Saved entries:
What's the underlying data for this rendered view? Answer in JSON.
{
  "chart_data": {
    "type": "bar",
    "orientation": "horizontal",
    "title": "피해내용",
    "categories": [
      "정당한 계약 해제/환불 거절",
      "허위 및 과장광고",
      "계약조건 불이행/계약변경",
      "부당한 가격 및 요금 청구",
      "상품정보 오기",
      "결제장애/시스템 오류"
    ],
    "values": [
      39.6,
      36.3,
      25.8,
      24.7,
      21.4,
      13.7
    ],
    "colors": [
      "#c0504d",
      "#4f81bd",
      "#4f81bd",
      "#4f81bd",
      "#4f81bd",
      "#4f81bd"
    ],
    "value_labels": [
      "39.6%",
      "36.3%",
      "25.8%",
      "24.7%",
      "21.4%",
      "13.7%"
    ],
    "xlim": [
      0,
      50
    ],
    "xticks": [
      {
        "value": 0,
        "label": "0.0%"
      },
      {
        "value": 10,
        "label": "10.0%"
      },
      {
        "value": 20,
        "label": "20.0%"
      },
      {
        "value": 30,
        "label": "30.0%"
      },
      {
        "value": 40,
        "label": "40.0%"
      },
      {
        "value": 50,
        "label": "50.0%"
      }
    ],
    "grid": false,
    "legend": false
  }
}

Short problem =>
Type out all of the material again, word for word.

Task solution =>
What's the underlying data for this rendered view? Answer in JSON.
{
  "chart_data": {
    "type": "bar",
    "orientation": "horizontal",
    "title": "피해내용",
    "categories": [
      "정당한 계약 해제/환불 거절",
      "허위 및 과장광고",
      "계약조건 불이행/계약변경",
      "부당한 가격 및 요금 청구",
      "상품정보 오기",
      "결제장애/시스템 오류"
    ],
    "values": [
      39.6,
      36.3,
      25.8,
      24.7,
      21.4,
      13.7
    ],
    "colors": [
      "#c0504d",
      "#4f81bd",
      "#4f81bd",
      "#4f81bd",
      "#4f81bd",
      "#4f81bd"
    ],
    "value_labels": [
      "39.6%",
      "36.3%",
      "25.8%",
      "24.7%",
      "21.4%",
      "13.7%"
    ],
    "xlim": [
      0,
      50
    ],
    "xticks": [
      {
        "value": 0,
        "label": "0.0%"
      },
      {
        "value": 10,
        "label": "10.0%"
      },
      {
        "value": 20,
        "label": "20.0%"
      },
      {
        "value": 30,
        "label": "30.0%"
      },
      {
        "value": 40,
        "label": "40.0%"
      },
      {
        "value": 50,
        "label": "50.0%"
      }
    ],
    "grid": false,
    "legend": false
  }
}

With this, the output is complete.